Stated problem – Continue the text on Agile software development from the point where it stops.

Text extract –
◇ ◇ ◇

The Age of Enlightenment was a wave of humanist and scientific thought that spread across Europe during the 18th century, producing great advancements in many fields, particularly in science.

In recent years software development appears to have experienced its own age of enlightenment with the spread of ‘Agile’ methods taking more adaptive and iterative approaches, requiring continuous learning among its practitioners.  But if that’s true, why does so much of the software and technology that touches our lives still seem to be problematic?

A brief background to Agile

My earliest experience of software development was during my electronic engineering degree in the early 1990s. We were introduced to the programming language Modula-2 to teach us problem-solving through the use of computers. The first chapter of the textbook laid out a method based on six steps:

  1. Define the problem
  2. Design a solution
  3. Refine the solution
  4. Develop a testing strategy
  5. Code and test the program
  6. Complete the documentation

This linear approach is also present in many of the formal or plan-driven approaches to software development that were in common use at that time (e.g. Waterfall or V-model).  These methods are sequential: each stage must be completed before progressing to the next.

At that time computers were spreading fast through business, and the increasing pace and need for change triggered a crisis in the software industry. An ‘application delivery lag’ of up to three years between business requirement and working software was not unusual. Increasingly frustrated with the long development times, a group of like-minded software professionals came together in 2000 ‘looking for something more timely and responsive’.

◇ ◇ ◇

Information shown –

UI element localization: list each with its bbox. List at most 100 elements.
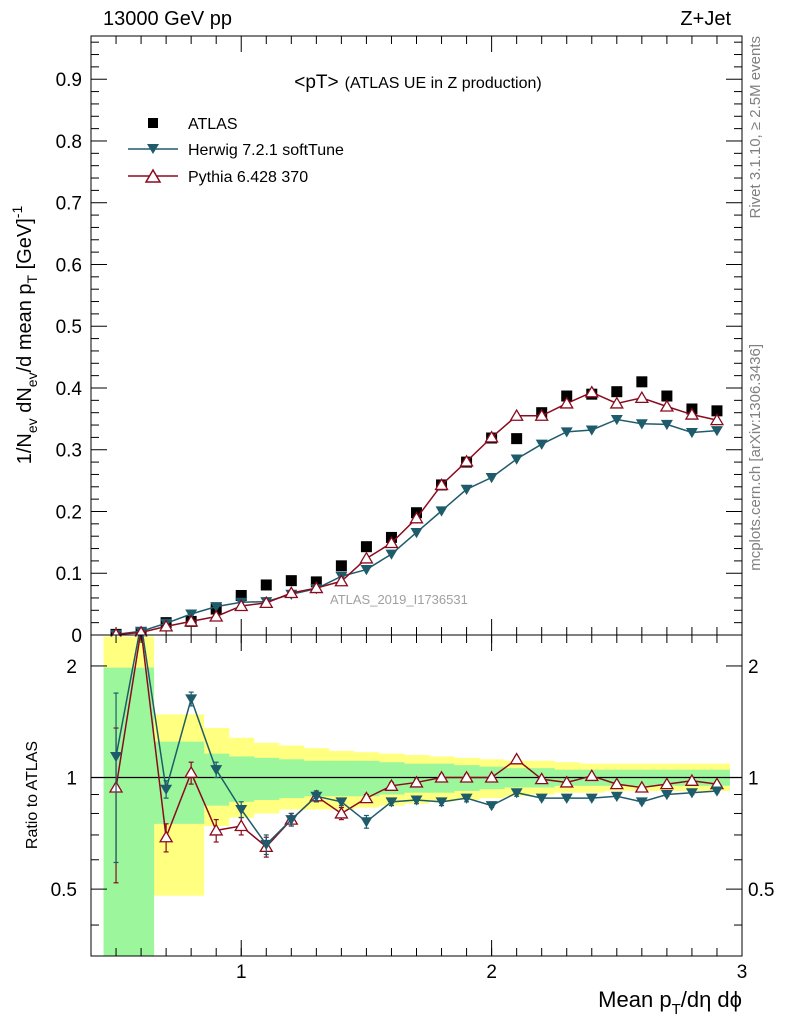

◇ ◇ ◇

Task result –
Several emerging concepts and methodologies – iterative development (drawing on Deming and Boehm), the alignment of concurrent activity (influenced by Takeuchi and Nonaka’s 1986 Harvard Business Review article, ‘The New New Product Development Game’) and self-organising teams (as in Sutherland and Schwaber’s ‘scrum’ software development process) – now started to be drawn together. The result was a manifesto drawn up by the group which set out new principles of effective software development in contrast to the sequential and plan-driven approaches.

The document was named ‘The Agile Manifesto’. Agile was not intended to be a methodology but rather a mindset, within which a variety of methods and practices co-exist (SCRUM, Kanban, Scrumban, DSDM, BDD/TDD and XP among others).

A number of organisations ascribe their success to Agile. One of the best-known and most influential is Spotify, which so far has managed to keep ahead of much bigger competitors such as Google and Apple. Agile also has critics, however, who point to high-profile failures such as the Department of Work and Pensions’ Universal Credit and less than overwhelming results from the UK Government Digital Service. So what is causing some organisations to succeed and others to fail?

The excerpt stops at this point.